◆ **Problem details**
Set down the full listing exactly, character for character.

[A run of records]
↓↓↓

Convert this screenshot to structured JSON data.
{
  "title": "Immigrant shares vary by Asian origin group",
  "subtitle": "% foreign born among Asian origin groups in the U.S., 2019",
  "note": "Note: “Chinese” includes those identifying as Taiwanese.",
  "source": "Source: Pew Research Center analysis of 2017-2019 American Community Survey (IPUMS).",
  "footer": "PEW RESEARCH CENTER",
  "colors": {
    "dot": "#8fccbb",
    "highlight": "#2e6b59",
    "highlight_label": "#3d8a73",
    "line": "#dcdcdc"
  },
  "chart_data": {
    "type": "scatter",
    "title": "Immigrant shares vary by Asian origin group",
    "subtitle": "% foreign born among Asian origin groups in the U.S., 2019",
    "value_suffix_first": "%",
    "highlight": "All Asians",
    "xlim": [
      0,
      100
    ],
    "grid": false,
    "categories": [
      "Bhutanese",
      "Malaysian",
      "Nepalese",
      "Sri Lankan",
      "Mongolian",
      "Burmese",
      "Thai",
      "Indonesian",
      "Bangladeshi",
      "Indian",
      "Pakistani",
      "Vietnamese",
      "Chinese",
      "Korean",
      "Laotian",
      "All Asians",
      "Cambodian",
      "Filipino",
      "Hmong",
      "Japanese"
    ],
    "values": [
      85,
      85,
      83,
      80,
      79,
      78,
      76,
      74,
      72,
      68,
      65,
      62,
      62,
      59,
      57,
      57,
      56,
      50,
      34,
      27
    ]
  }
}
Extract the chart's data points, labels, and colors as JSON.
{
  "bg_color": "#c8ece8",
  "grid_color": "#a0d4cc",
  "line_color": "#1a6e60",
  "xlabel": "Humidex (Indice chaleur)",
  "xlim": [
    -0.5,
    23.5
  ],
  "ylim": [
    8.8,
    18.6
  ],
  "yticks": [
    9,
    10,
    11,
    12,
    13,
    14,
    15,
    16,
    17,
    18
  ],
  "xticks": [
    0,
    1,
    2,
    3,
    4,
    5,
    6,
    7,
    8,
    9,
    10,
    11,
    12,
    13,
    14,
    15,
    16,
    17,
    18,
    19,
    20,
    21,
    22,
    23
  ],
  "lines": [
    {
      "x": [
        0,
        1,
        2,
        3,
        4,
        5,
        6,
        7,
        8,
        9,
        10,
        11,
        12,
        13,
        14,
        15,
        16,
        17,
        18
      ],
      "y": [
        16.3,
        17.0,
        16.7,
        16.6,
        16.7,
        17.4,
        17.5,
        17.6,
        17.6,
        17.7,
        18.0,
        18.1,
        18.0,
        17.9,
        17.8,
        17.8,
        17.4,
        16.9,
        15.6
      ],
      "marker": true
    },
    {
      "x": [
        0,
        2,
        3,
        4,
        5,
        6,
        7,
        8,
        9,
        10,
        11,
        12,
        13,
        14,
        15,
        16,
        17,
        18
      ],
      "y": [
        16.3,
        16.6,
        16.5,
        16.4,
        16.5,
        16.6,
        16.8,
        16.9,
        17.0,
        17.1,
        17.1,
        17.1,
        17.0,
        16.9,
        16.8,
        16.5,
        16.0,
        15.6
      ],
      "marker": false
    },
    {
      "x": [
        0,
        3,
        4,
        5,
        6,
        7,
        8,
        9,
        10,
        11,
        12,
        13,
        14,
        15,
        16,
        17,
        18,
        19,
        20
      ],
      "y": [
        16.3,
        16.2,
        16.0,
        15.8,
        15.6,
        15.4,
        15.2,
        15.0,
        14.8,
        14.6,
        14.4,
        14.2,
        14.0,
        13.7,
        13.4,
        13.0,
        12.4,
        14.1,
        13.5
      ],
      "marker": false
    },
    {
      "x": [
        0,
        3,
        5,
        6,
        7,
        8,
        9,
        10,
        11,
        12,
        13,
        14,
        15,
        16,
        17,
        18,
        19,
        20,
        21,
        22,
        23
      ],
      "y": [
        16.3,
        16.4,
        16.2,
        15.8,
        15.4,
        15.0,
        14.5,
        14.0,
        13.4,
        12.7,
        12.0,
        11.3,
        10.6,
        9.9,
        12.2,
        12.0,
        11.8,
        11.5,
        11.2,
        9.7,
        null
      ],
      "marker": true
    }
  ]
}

↑↑↑

◆ **Result of this exercise**
Convert this screenshot to structured JSON data.
{
  "title": "Immigrant shares vary by Asian origin group",
  "subtitle": "% foreign born among Asian origin groups in the U.S., 2019",
  "note": "Note: “Chinese” includes those identifying as Taiwanese.",
  "source": "Source: Pew Research Center analysis of 2017-2019 American Community Survey (IPUMS).",
  "footer": "PEW RESEARCH CENTER",
  "colors": {
    "dot": "#8fccbb",
    "highlight": "#2e6b59",
    "highlight_label": "#3d8a73",
    "line": "#dcdcdc"
  },
  "chart_data": {
    "type": "scatter",
    "title": "Immigrant shares vary by Asian origin group",
    "subtitle": "% foreign born among Asian origin groups in the U.S., 2019",
    "value_suffix_first": "%",
    "highlight": "All Asians",
    "xlim": [
      0,
      100
    ],
    "grid": false,
    "categories": [
      "Bhutanese",
      "Malaysian",
      "Nepalese",
      "Sri Lankan",
      "Mongolian",
      "Burmese",
      "Thai",
      "Indonesian",
      "Bangladeshi",
      "Indian",
      "Pakistani",
      "Vietnamese",
      "Chinese",
      "Korean",
      "Laotian",
      "All Asians",
      "Cambodian",
      "Filipino",
      "Hmong",
      "Japanese"
    ],
    "values": [
      85,
      85,
      83,
      80,
      79,
      78,
      76,
      74,
      72,
      68,
      65,
      62,
      62,
      59,
      57,
      57,
      56,
      50,
      34,
      27
    ]
  }
}
Extract the chart's data points, labels, and colors as JSON.
{
  "bg_color": "#c8ece8",
  "grid_color": "#a0d4cc",
  "line_color": "#1a6e60",
  "xlabel": "Humidex (Indice chaleur)",
  "xlim": [
    -0.5,
    23.5
  ],
  "ylim": [
    8.8,
    18.6
  ],
  "yticks": [
    9,
    10,
    11,
    12,
    13,
    14,
    15,
    16,
    17,
    18
  ],
  "xticks": [
    0,
    1,
    2,
    3,
    4,
    5,
    6,
    7,
    8,
    9,
    10,
    11,
    12,
    13,
    14,
    15,
    16,
    17,
    18,
    19,
    20,
    21,
    22,
    23
  ],
  "lines": [
    {
      "x": [
        0,
        1,
        2,
        3,
        4,
        5,
        6,
        7,
        8,
        9,
        10,
        11,
        12,
        13,
        14,
        15,
        16,
        17,
        18
      ],
      "y": [
        16.3,
        17.0,
        16.7,
        16.6,
        16.7,
        17.4,
        17.5,
        17.6,
        17.6,
        17.7,
        18.0,
        18.1,
        18.0,
        17.9,
        17.8,
        17.8,
        17.4,
        16.9,
        15.6
      ],
      "marker": true
    },
    {
      "x": [
        0,
        2,
        3,
        4,
        5,
        6,
        7,
        8,
        9,
        10,
        11,
        12,
        13,
        14,
        15,
        16,
        17,
        18
      ],
      "y": [
        16.3,
        16.6,
        16.5,
        16.4,
        16.5,
        16.6,
        16.8,
        16.9,
        17.0,
        17.1,
        17.1,
        17.1,
        17.0,
        16.9,
        16.8,
        16.5,
        16.0,
        15.6
      ],
      "marker": false
    },
    {
      "x": [
        0,
        3,
        4,
        5,
        6,
        7,
        8,
        9,
        10,
        11,
        12,
        13,
        14,
        15,
        16,
        17,
        18,
        19,
        20
      ],
      "y": [
        16.3,
        16.2,
        16.0,
        15.8,
        15.6,
        15.4,
        15.2,
        15.0,
        14.8,
        14.6,
        14.4,
        14.2,
        14.0,
        13.7,
        13.4,
        13.0,
        12.4,
        14.1,
        13.5
      ],
      "marker": false
    },
    {
      "x": [
        0,
        3,
        5,
        6,
        7,
        8,
        9,
        10,
        11,
        12,
        13,
        14,
        15,
        16,
        17,
        18,
        19,
        20,
        21,
        22,
        23
      ],
      "y": [
        16.3,
        16.4,
        16.2,
        15.8,
        15.4,
        15.0,
        14.5,
        14.0,
        13.4,
        12.7,
        12.0,
        11.3,
        10.6,
        9.9,
        12.2,
        12.0,
        11.8,
        11.5,
        11.2,
        9.7,
        null
      ],
      "marker": true
    }
  ]
}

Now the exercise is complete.